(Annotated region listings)

____

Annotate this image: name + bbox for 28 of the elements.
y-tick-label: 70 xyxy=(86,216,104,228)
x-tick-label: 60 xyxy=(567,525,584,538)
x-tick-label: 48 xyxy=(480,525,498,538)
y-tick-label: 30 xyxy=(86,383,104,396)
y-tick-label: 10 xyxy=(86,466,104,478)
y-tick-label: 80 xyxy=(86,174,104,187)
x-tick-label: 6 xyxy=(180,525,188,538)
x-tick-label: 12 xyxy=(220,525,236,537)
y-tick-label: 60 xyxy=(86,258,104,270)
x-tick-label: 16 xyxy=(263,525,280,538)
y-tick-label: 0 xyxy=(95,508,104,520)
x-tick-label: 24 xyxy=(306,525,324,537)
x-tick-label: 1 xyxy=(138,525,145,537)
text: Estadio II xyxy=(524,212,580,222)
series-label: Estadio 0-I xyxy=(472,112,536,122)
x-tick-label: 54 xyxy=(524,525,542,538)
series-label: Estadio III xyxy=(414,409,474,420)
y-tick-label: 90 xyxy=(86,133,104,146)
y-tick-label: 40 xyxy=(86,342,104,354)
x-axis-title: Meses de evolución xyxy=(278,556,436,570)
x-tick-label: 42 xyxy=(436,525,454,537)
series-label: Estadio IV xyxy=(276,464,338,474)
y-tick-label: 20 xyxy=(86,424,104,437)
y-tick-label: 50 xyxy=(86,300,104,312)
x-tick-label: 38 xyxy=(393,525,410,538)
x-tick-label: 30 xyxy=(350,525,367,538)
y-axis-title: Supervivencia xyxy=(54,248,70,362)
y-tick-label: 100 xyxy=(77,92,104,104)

____

Goal:
Extract every line from the item above and reproduce each one verbatim, in its original order.

Task output:
Annotate this image: name + bbox for 28 of the elements.
y-tick-label: 70 xyxy=(86,216,104,228)
x-tick-label: 60 xyxy=(567,525,584,538)
x-tick-label: 48 xyxy=(480,525,498,538)
y-tick-label: 30 xyxy=(86,383,104,396)
y-tick-label: 10 xyxy=(86,466,104,478)
y-tick-label: 80 xyxy=(86,174,104,187)
x-tick-label: 6 xyxy=(180,525,188,538)
x-tick-label: 12 xyxy=(220,525,236,537)
y-tick-label: 60 xyxy=(86,258,104,270)
x-tick-label: 16 xyxy=(263,525,280,538)
y-tick-label: 0 xyxy=(95,508,104,520)
x-tick-label: 24 xyxy=(306,525,324,537)
x-tick-label: 1 xyxy=(138,525,145,537)
text: Estadio II xyxy=(524,212,580,222)
series-label: Estadio 0-I xyxy=(472,112,536,122)
x-tick-label: 54 xyxy=(524,525,542,538)
series-label: Estadio III xyxy=(414,409,474,420)
y-tick-label: 90 xyxy=(86,133,104,146)
y-tick-label: 40 xyxy=(86,342,104,354)
x-axis-title: Meses de evolución xyxy=(278,556,436,570)
x-tick-label: 42 xyxy=(436,525,454,537)
series-label: Estadio IV xyxy=(276,464,338,474)
y-tick-label: 20 xyxy=(86,424,104,437)
y-tick-label: 50 xyxy=(86,300,104,312)
x-tick-label: 38 xyxy=(393,525,410,538)
x-tick-label: 30 xyxy=(350,525,367,538)
y-axis-title: Supervivencia xyxy=(54,248,70,362)
y-tick-label: 100 xyxy=(77,92,104,104)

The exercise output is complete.